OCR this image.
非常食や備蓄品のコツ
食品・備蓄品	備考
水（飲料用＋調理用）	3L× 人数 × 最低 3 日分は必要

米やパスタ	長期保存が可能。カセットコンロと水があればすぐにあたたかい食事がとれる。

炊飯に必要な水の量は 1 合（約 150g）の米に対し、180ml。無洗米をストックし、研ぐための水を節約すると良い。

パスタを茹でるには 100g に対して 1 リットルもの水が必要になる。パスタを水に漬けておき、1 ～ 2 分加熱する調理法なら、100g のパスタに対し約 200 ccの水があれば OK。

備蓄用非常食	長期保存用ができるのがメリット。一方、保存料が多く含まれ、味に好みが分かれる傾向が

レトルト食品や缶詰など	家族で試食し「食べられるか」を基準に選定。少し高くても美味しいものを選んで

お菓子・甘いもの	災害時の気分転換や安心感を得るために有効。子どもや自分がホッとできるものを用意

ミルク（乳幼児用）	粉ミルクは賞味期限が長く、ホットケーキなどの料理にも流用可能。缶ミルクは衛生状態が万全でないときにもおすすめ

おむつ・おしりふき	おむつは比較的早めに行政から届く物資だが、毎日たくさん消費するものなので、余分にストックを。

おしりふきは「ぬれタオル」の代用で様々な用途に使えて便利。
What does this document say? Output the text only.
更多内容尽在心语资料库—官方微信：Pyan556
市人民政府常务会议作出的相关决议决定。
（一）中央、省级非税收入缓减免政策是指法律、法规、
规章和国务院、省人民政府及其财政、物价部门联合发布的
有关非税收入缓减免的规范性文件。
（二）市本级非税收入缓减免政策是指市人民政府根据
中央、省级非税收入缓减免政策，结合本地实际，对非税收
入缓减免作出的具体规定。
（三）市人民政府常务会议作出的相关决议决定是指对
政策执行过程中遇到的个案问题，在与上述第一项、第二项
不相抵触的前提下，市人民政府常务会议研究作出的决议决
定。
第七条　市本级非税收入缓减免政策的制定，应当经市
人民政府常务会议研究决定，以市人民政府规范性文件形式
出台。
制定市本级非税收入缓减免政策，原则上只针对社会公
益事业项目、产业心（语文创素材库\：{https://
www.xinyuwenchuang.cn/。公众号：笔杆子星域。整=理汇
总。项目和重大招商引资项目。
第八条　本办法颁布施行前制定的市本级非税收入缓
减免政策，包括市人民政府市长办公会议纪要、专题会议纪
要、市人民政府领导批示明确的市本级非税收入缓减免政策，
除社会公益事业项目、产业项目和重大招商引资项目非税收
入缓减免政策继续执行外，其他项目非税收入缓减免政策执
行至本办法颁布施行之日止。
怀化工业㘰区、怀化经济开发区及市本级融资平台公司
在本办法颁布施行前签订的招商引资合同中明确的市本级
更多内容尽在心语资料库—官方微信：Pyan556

________

WHAT YOU HAVE TO DO:
Output the full listing without altering anything.

RESPONSE TO THIS TASK:
OCR this image.
非常食や備蓄品のコツ
食品・備蓄品	備考
水（飲料用＋調理用）	3L× 人数 × 最低 3 日分は必要

米やパスタ	長期保存が可能。カセットコンロと水があればすぐにあたたかい食事がとれる。

炊飯に必要な水の量は 1 合（約 150g）の米に対し、180ml。無洗米をストックし、研ぐための水を節約すると良い。

パスタを茹でるには 100g に対して 1 リットルもの水が必要になる。パスタを水に漬けておき、1 ～ 2 分加熱する調理法なら、100g のパスタに対し約 200 ccの水があれば OK。

備蓄用非常食	長期保存用ができるのがメリット。一方、保存料が多く含まれ、味に好みが分かれる傾向が

レトルト食品や缶詰など	家族で試食し「食べられるか」を基準に選定。少し高くても美味しいものを選んで

お菓子・甘いもの	災害時の気分転換や安心感を得るために有効。子どもや自分がホッとできるものを用意

ミルク（乳幼児用）	粉ミルクは賞味期限が長く、ホットケーキなどの料理にも流用可能。缶ミルクは衛生状態が万全でないときにもおすすめ

おむつ・おしりふき	おむつは比較的早めに行政から届く物資だが、毎日たくさん消費するものなので、余分にストックを。

おしりふきは「ぬれタオル」の代用で様々な用途に使えて便利。
What does this document say? Output the text only.
更多内容尽在心语资料库—官方微信：Pyan556
市人民政府常务会议作出的相关决议决定。
（一）中央、省级非税收入缓减免政策是指法律、法规、
规章和国务院、省人民政府及其财政、物价部门联合发布的
有关非税收入缓减免的规范性文件。
（二）市本级非税收入缓减免政策是指市人民政府根据
中央、省级非税收入缓减免政策，结合本地实际，对非税收
入缓减免作出的具体规定。
（三）市人民政府常务会议作出的相关决议决定是指对
政策执行过程中遇到的个案问题，在与上述第一项、第二项
不相抵触的前提下，市人民政府常务会议研究作出的决议决
定。
第七条　市本级非税收入缓减免政策的制定，应当经市
人民政府常务会议研究决定，以市人民政府规范性文件形式
出台。
制定市本级非税收入缓减免政策，原则上只针对社会公
益事业项目、产业心（语文创素材库\：{https://
www.xinyuwenchuang.cn/。公众号：笔杆子星域。整=理汇
总。项目和重大招商引资项目。
第八条　本办法颁布施行前制定的市本级非税收入缓
减免政策，包括市人民政府市长办公会议纪要、专题会议纪
要、市人民政府领导批示明确的市本级非税收入缓减免政策，
除社会公益事业项目、产业项目和重大招商引资项目非税收
入缓减免政策继续执行外，其他项目非税收入缓减免政策执
行至本办法颁布施行之日止。
怀化工业㘰区、怀化经济开发区及市本级融资平台公司
在本办法颁布施行前签订的招商引资合同中明确的市本级
更多内容尽在心语资料库—官方微信：Pyan556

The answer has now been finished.